## start
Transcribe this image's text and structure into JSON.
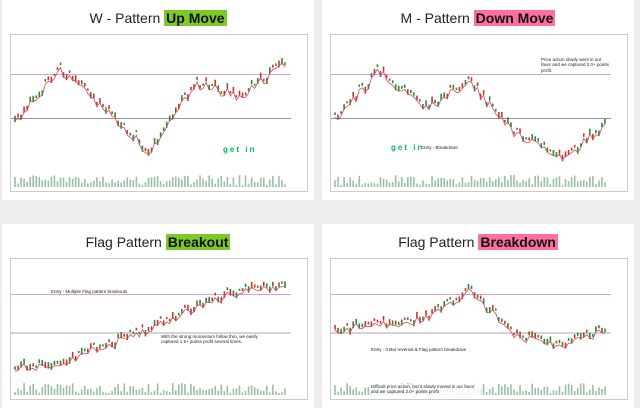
{
  "panels": [
    {
      "title": "W - Pattern",
      "highlight": "Up Move",
      "highlight_color": "#7dc82b",
      "annotations": [
        "get in"
      ]
    },
    {
      "title": "M - Pattern",
      "highlight": "Down Move",
      "highlight_color": "#ff6fa0",
      "annotations": [
        "Price action slowly went in our favor and we captured 2.0+ points profit.",
        "get in",
        "Entry - Breakdown"
      ]
    },
    {
      "title": "Flag Pattern",
      "highlight": "Breakout",
      "highlight_color": "#7dc82b",
      "annotations": [
        "Entry - Multiple Flag pattern breakouts",
        "With the strong momentum follow thru, we easily captured 1.5+ points profit several times."
      ]
    },
    {
      "title": "Flag Pattern",
      "highlight": "Breakdown",
      "highlight_color": "#ff6fa0",
      "annotations": [
        "Entry - 3 Bar reversal & Flag pattern breakdown",
        "Difficult price action, but it slowly moved in our favor and we captured 2.0+ points profit"
      ]
    }
  ]
}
## end
**Task statement**
Retype each record exactly as it stands, but do not include the pictures.

**Reply**
Transcribe this image's text and structure into JSON.
{
  "panels": [
    {
      "title": "W - Pattern",
      "highlight": "Up Move",
      "highlight_color": "#7dc82b",
      "annotations": [
        "get in"
      ]
    },
    {
      "title": "M - Pattern",
      "highlight": "Down Move",
      "highlight_color": "#ff6fa0",
      "annotations": [
        "Price action slowly went in our favor and we captured 2.0+ points profit.",
        "get in",
        "Entry - Breakdown"
      ]
    },
    {
      "title": "Flag Pattern",
      "highlight": "Breakout",
      "highlight_color": "#7dc82b",
      "annotations": [
        "Entry - Multiple Flag pattern breakouts",
        "With the strong momentum follow thru, we easily captured 1.5+ points profit several times."
      ]
    },
    {
      "title": "Flag Pattern",
      "highlight": "Breakdown",
      "highlight_color": "#ff6fa0",
      "annotations": [
        "Entry - 3 Bar reversal & Flag pattern breakdown",
        "Difficult price action, but it slowly moved in our favor and we captured 2.0+ points profit"
      ]
    }
  ]
}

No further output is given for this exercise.